● **Excerpted data**:
━━━━━━━━━━━━━━━━━━━━
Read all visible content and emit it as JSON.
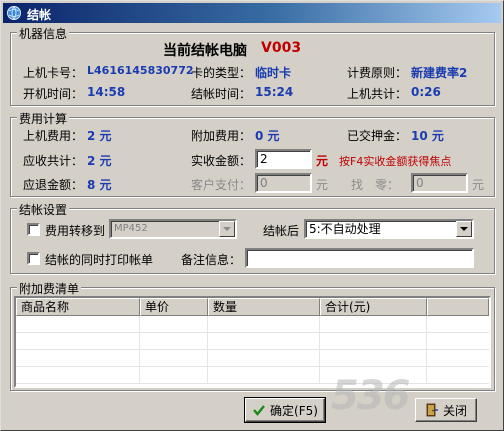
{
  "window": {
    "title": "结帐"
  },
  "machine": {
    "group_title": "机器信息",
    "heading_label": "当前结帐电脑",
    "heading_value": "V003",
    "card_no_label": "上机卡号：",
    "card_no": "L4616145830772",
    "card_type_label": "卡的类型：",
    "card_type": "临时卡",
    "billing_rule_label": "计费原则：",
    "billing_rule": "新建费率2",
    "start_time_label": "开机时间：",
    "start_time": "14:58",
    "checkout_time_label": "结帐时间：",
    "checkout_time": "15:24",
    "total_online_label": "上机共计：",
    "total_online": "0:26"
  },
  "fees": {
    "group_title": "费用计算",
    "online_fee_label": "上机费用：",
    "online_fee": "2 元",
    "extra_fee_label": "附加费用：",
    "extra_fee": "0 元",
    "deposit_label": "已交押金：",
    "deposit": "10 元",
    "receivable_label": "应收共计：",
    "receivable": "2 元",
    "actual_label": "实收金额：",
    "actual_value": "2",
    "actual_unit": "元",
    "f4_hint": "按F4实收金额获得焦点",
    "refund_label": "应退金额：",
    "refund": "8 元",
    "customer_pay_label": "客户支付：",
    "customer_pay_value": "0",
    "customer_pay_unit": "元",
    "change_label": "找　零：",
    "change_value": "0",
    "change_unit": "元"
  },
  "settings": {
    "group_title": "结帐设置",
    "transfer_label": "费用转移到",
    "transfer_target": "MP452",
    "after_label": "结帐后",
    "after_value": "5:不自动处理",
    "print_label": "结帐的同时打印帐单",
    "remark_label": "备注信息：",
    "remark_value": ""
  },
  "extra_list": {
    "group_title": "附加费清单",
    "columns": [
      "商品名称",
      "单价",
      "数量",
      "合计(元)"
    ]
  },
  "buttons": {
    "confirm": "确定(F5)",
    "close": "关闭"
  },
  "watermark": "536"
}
━━━━━━━━━━━━━━━━━━━━
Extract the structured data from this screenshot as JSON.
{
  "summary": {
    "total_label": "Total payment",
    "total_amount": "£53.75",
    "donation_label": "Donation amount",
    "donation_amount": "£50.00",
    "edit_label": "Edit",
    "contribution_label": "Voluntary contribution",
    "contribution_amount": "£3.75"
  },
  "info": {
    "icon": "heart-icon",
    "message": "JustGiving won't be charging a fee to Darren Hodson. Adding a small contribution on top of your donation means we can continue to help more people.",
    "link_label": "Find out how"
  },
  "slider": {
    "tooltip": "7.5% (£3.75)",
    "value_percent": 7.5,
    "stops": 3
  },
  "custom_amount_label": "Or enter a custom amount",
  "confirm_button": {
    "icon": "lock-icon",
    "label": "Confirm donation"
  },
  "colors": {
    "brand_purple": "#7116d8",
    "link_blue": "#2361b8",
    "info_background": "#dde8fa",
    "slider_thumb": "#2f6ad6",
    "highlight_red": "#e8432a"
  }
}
━━━━━━━━━━━━━━━━━━━━
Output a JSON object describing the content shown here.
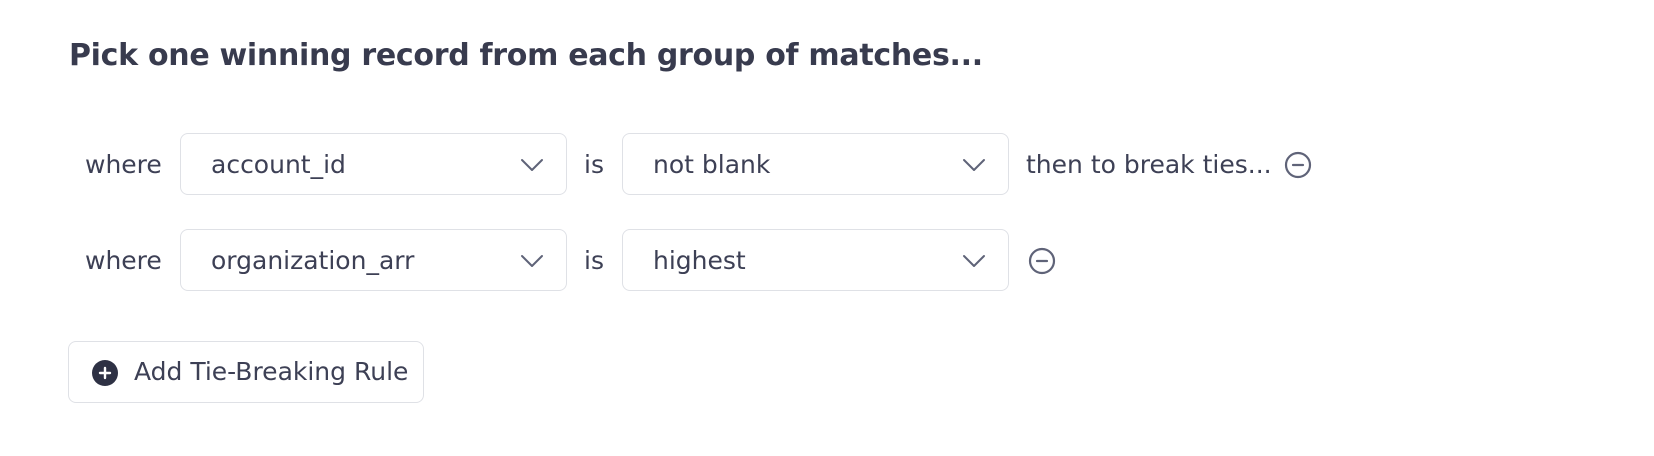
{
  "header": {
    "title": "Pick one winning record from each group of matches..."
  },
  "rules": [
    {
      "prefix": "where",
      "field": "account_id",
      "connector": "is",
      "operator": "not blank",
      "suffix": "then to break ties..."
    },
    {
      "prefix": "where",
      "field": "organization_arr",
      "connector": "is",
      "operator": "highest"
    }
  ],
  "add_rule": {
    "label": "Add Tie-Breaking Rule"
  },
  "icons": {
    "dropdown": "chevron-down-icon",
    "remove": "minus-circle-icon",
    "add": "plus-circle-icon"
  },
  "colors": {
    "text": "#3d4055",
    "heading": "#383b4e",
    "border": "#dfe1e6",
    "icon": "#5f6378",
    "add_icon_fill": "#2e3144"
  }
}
━━━━━━━━━━━━━━━━━━━━
● **To do**: Filter for "circle". Return all lines that hold it.

● **Written solution**:
    "remove": "minus-circle-icon",
    "add": "plus-circle-icon"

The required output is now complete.